Collected data:
■ ■ ■ ■ ■ ■ ■

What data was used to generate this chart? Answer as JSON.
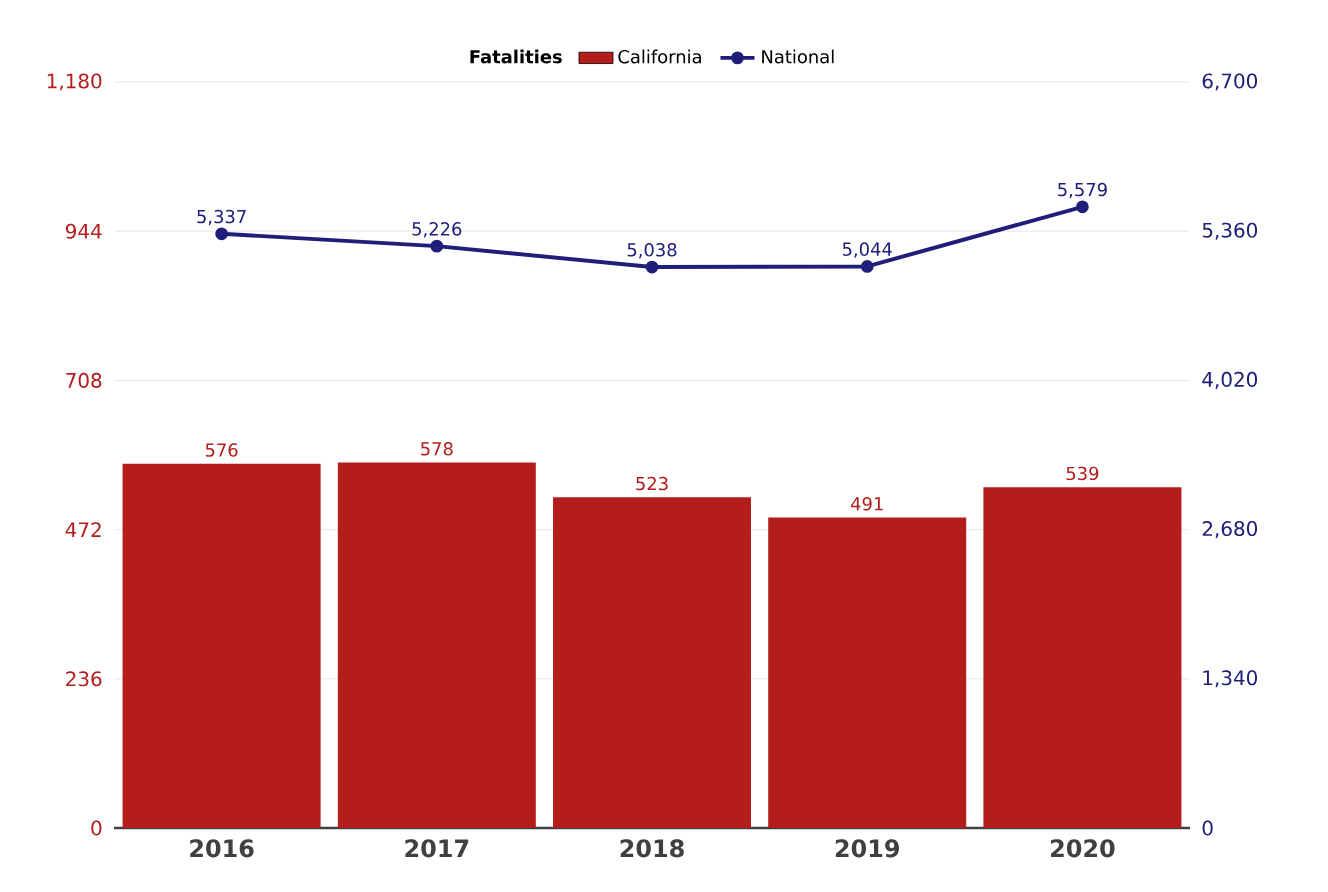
{
  "chart_data": {
    "type": "bar",
    "legend_title": "Fatalities",
    "legend": "top",
    "grid": "y",
    "categories": [
      "2016",
      "2017",
      "2018",
      "2019",
      "2020"
    ],
    "series": [
      {
        "name": "California",
        "color": "#b51c1c",
        "values": [
          576,
          578,
          523,
          491,
          539
        ],
        "value_labels": [
          "576",
          "578",
          "523",
          "491",
          "539"
        ]
      },
      {
        "name": "National",
        "type": "line",
        "axis": "y2",
        "marker": "circle",
        "color": "#1f1f7a",
        "values": [
          5337,
          5226,
          5038,
          5044,
          5579
        ],
        "value_labels": [
          "5,337",
          "5,226",
          "5,038",
          "5,044",
          "5,579"
        ]
      }
    ],
    "ylim": [
      0,
      1180
    ],
    "yticks": [
      0,
      236,
      472,
      708,
      944,
      {
        "value": 1180,
        "label": "1,180"
      }
    ],
    "y2lim": [
      0,
      6700
    ],
    "y2ticks": [
      0,
      {
        "value": 1340,
        "label": "1,340"
      },
      {
        "value": 2680,
        "label": "2,680"
      },
      {
        "value": 4020,
        "label": "4,020"
      },
      {
        "value": 5360,
        "label": "5,360"
      },
      {
        "value": 6700,
        "label": "6,700"
      }
    ]
  }
}
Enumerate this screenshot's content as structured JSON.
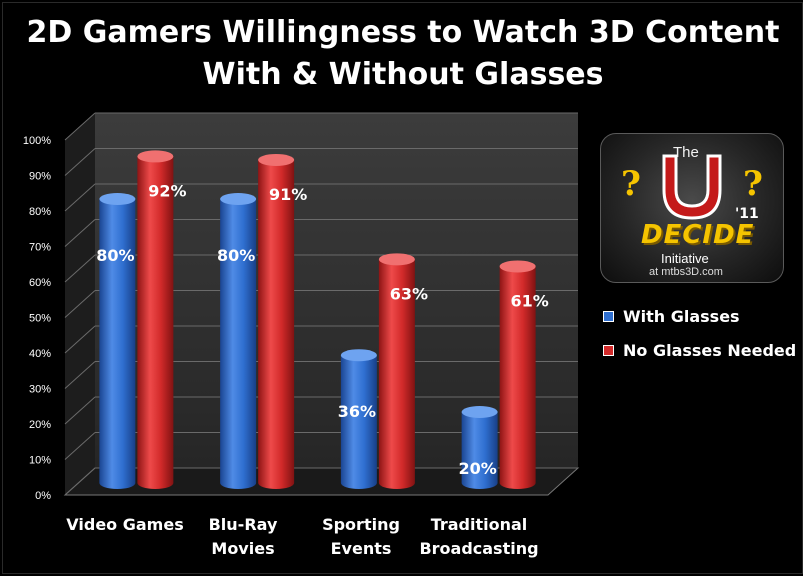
{
  "title_lines": [
    "2D Gamers Willingness to Watch 3D Content",
    "With & Without Glasses"
  ],
  "logo": {
    "top_text": "The",
    "name": "DECIDE",
    "year": "'11",
    "subtitle": "Initiative",
    "site": "at mtbs3D.com",
    "accent_color": "#f5c400"
  },
  "colors": {
    "with_glasses": "#2f6fd0",
    "no_glasses": "#d22a2a",
    "background": "#000000",
    "plot_wall": "#2f2f2f"
  },
  "chart_data": {
    "type": "bar",
    "title": "2D Gamers Willingness to Watch 3D Content With & Without Glasses",
    "categories": [
      [
        "Video Games"
      ],
      [
        "Blu-Ray",
        "Movies"
      ],
      [
        "Sporting",
        "Events"
      ],
      [
        "Traditional",
        "Broadcasting"
      ]
    ],
    "series": [
      {
        "name": "With Glasses",
        "values": [
          80,
          80,
          36,
          20
        ],
        "labels": [
          "80%",
          "80%",
          "36%",
          "20%"
        ],
        "color": "#2f6fd0"
      },
      {
        "name": "No Glasses  Needed",
        "values": [
          92,
          91,
          63,
          61
        ],
        "labels": [
          "92%",
          "91%",
          "63%",
          "61%"
        ],
        "color": "#d22a2a"
      }
    ],
    "ylim": [
      0,
      100
    ],
    "yticks": [
      "0%",
      "10%",
      "20%",
      "30%",
      "40%",
      "50%",
      "60%",
      "70%",
      "80%",
      "90%",
      "100%"
    ],
    "grid": true,
    "legend_position": "right",
    "bar_style": "3d-cylinder"
  }
}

■ ■ ■ ■ ■ ■ ■

▶ Set problem:
Beginning at the line that contains "Enumerate this screenshot's", give the remaining lines of the records again exactly, through the last one. Leave out pictures.

▶ Full response:
Enumerate this screenshot's content as structured JSON.
{
  "title_lines": [
    "2D Gamers Willingness to Watch 3D Content",
    "With & Without Glasses"
  ],
  "logo": {
    "top_text": "The",
    "name": "DECIDE",
    "year": "'11",
    "subtitle": "Initiative",
    "site": "at mtbs3D.com",
    "accent_color": "#f5c400"
  },
  "colors": {
    "with_glasses": "#2f6fd0",
    "no_glasses": "#d22a2a",
    "background": "#000000",
    "plot_wall": "#2f2f2f"
  },
  "chart_data": {
    "type": "bar",
    "title": "2D Gamers Willingness to Watch 3D Content With & Without Glasses",
    "categories": [
      [
        "Video Games"
      ],
      [
        "Blu-Ray",
        "Movies"
      ],
      [
        "Sporting",
        "Events"
      ],
      [
        "Traditional",
        "Broadcasting"
      ]
    ],
    "series": [
      {
        "name": "With Glasses",
        "values": [
          80,
          80,
          36,
          20
        ],
        "labels": [
          "80%",
          "80%",
          "36%",
          "20%"
        ],
        "color": "#2f6fd0"
      },
      {
        "name": "No Glasses  Needed",
        "values": [
          92,
          91,
          63,
          61
        ],
        "labels": [
          "92%",
          "91%",
          "63%",
          "61%"
        ],
        "color": "#d22a2a"
      }
    ],
    "ylim": [
      0,
      100
    ],
    "yticks": [
      "0%",
      "10%",
      "20%",
      "30%",
      "40%",
      "50%",
      "60%",
      "70%",
      "80%",
      "90%",
      "100%"
    ],
    "grid": true,
    "legend_position": "right",
    "bar_style": "3d-cylinder"
  }
}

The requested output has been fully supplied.